> [Task data]:
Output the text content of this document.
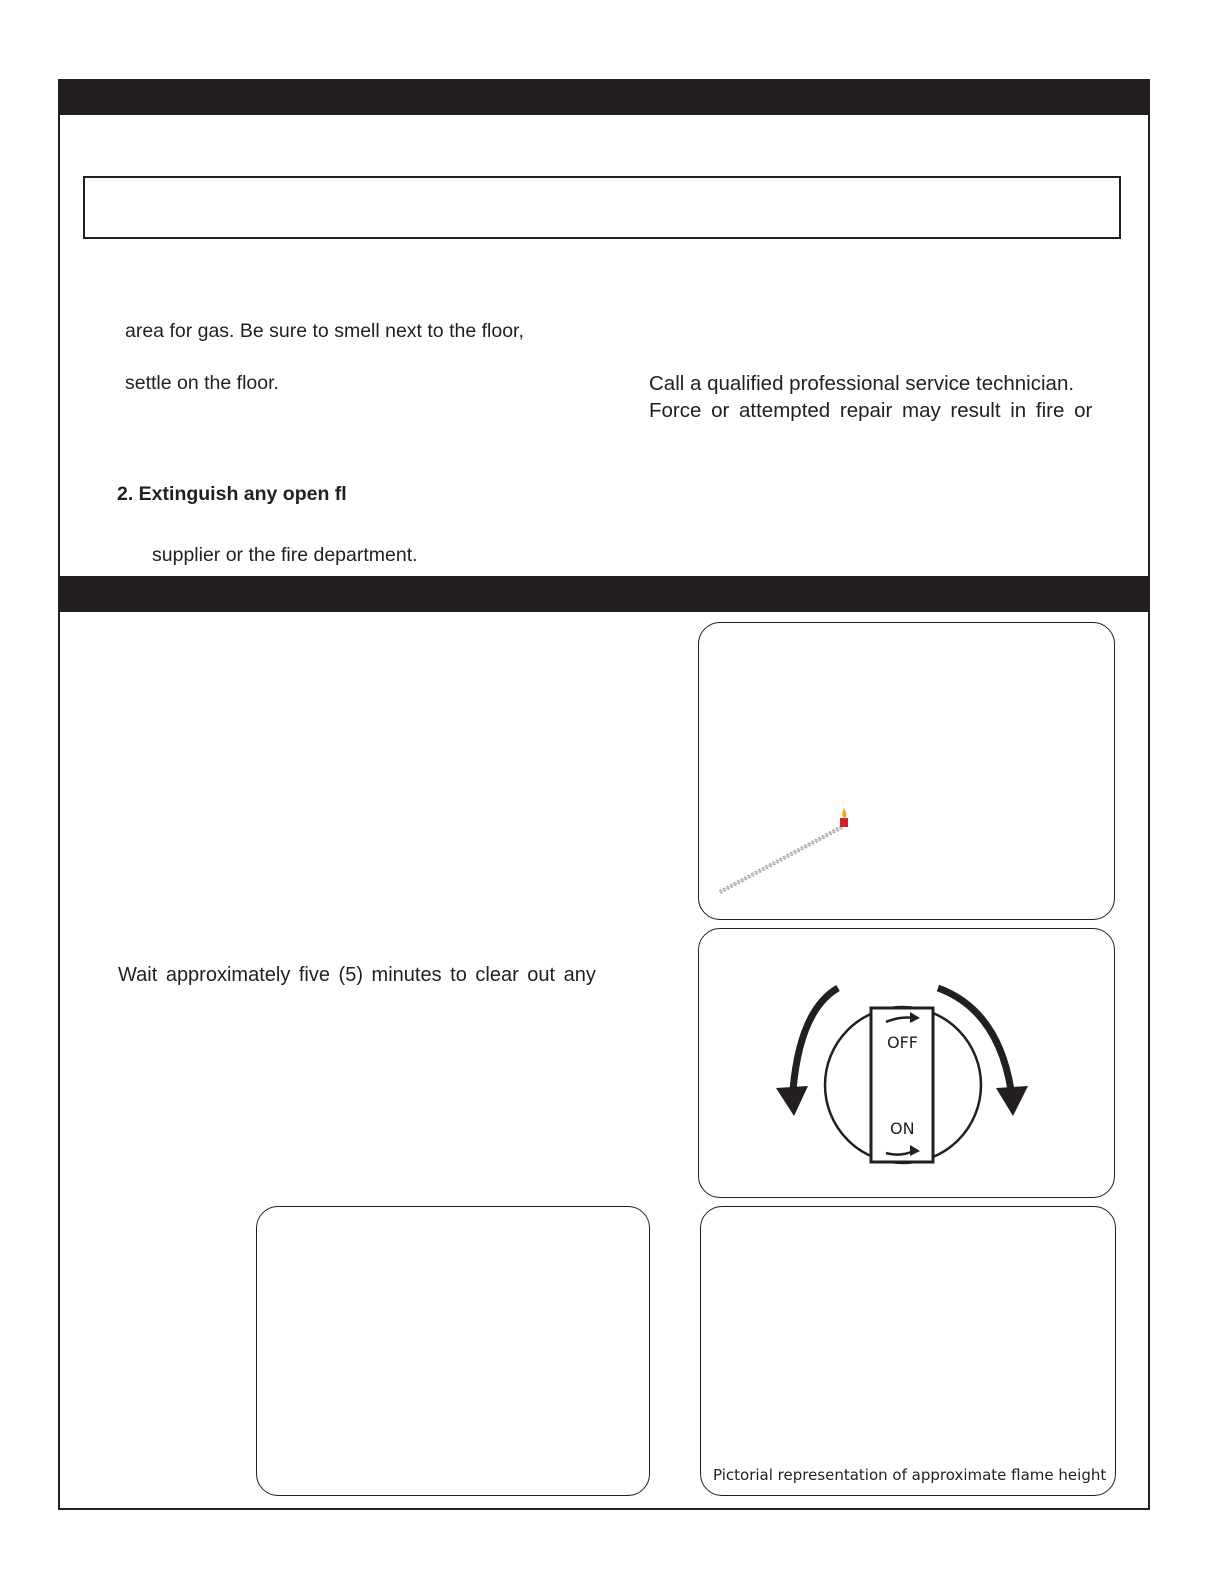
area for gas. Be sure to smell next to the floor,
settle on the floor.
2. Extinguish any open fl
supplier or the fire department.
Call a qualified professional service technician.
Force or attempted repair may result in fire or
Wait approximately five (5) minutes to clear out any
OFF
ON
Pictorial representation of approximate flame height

==

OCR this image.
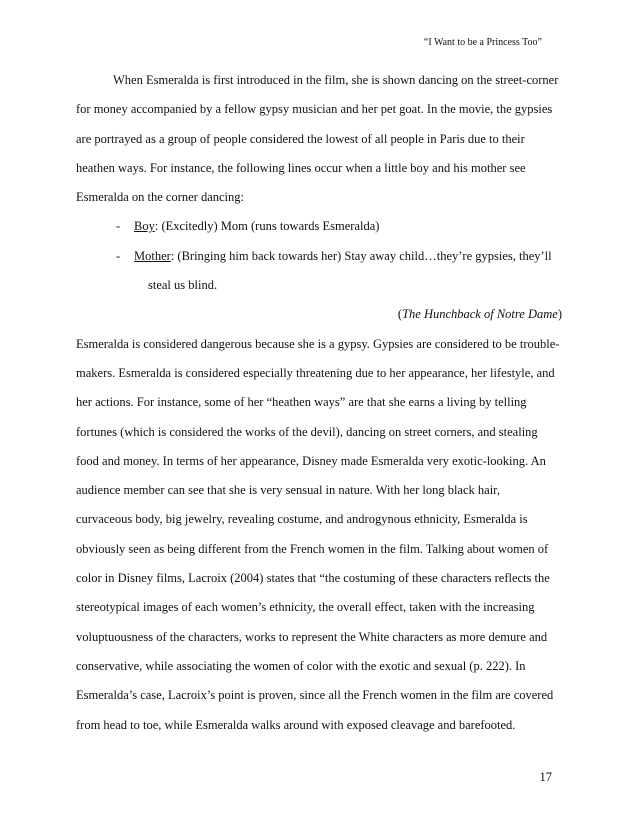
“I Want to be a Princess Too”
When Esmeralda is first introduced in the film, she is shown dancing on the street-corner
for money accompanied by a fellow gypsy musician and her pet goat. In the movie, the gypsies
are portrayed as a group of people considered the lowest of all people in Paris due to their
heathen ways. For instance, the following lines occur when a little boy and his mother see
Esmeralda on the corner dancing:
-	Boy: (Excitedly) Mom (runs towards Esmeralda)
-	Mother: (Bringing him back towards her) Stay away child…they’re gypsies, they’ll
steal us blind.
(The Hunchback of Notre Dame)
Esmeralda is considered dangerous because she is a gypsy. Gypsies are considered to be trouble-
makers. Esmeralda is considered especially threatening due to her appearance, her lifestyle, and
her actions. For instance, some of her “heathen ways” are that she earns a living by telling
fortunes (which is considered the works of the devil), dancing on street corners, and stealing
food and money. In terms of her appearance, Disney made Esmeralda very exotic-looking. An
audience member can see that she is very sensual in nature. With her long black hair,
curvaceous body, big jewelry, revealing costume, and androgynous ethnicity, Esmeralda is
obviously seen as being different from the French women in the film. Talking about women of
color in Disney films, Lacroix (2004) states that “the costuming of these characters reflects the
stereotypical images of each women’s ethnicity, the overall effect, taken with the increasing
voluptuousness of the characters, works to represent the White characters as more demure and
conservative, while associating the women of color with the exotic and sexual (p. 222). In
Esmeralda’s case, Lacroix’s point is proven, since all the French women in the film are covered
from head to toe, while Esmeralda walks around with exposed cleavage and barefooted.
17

> [The exercise]: In the material above, show every line where the word "that" turns up.

> [Task result]:
her actions. For instance, some of her “heathen ways” are that she earns a living by telling
audience member can see that she is very sensual in nature. With her long black hair,
color in Disney films, Lacroix (2004) states that “the costuming of these characters reflects the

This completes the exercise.